» **What needs to be done**
Copy everything in the listing below word for word, apart from any images.

___ Supplied material

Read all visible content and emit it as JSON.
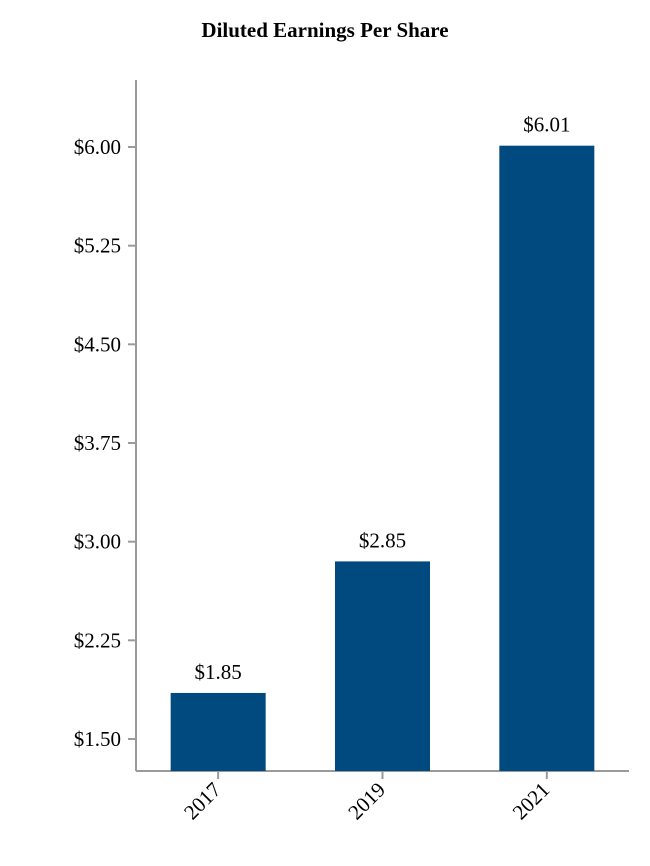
{
  "chart_data": {
    "type": "bar",
    "title": "Diluted Earnings Per Share",
    "xlabel": "",
    "ylabel": "",
    "categories": [
      "2017",
      "2019",
      "2021"
    ],
    "values": [
      1.85,
      2.85,
      6.01
    ],
    "data_labels": [
      "$1.85",
      "$2.85",
      "$6.01"
    ],
    "yticks": [
      {
        "value": 1.5,
        "label": "$1.50"
      },
      {
        "value": 2.25,
        "label": "$2.25"
      },
      {
        "value": 3.0,
        "label": "$3.00"
      },
      {
        "value": 3.75,
        "label": "$3.75"
      },
      {
        "value": 4.5,
        "label": "$4.50"
      },
      {
        "value": 5.25,
        "label": "$5.25"
      },
      {
        "value": 6.0,
        "label": "$6.00"
      }
    ],
    "ylim": [
      1.5,
      6.0
    ],
    "grid": false,
    "legend": "none",
    "bar_color": "#004a7f",
    "axis_color": "#9a9a9a"
  }
}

______

» **The reply**
Read all visible content and emit it as JSON.
{
  "chart_data": {
    "type": "bar",
    "title": "Diluted Earnings Per Share",
    "xlabel": "",
    "ylabel": "",
    "categories": [
      "2017",
      "2019",
      "2021"
    ],
    "values": [
      1.85,
      2.85,
      6.01
    ],
    "data_labels": [
      "$1.85",
      "$2.85",
      "$6.01"
    ],
    "yticks": [
      {
        "value": 1.5,
        "label": "$1.50"
      },
      {
        "value": 2.25,
        "label": "$2.25"
      },
      {
        "value": 3.0,
        "label": "$3.00"
      },
      {
        "value": 3.75,
        "label": "$3.75"
      },
      {
        "value": 4.5,
        "label": "$4.50"
      },
      {
        "value": 5.25,
        "label": "$5.25"
      },
      {
        "value": 6.0,
        "label": "$6.00"
      }
    ],
    "ylim": [
      1.5,
      6.0
    ],
    "grid": false,
    "legend": "none",
    "bar_color": "#004a7f",
    "axis_color": "#9a9a9a"
  }
}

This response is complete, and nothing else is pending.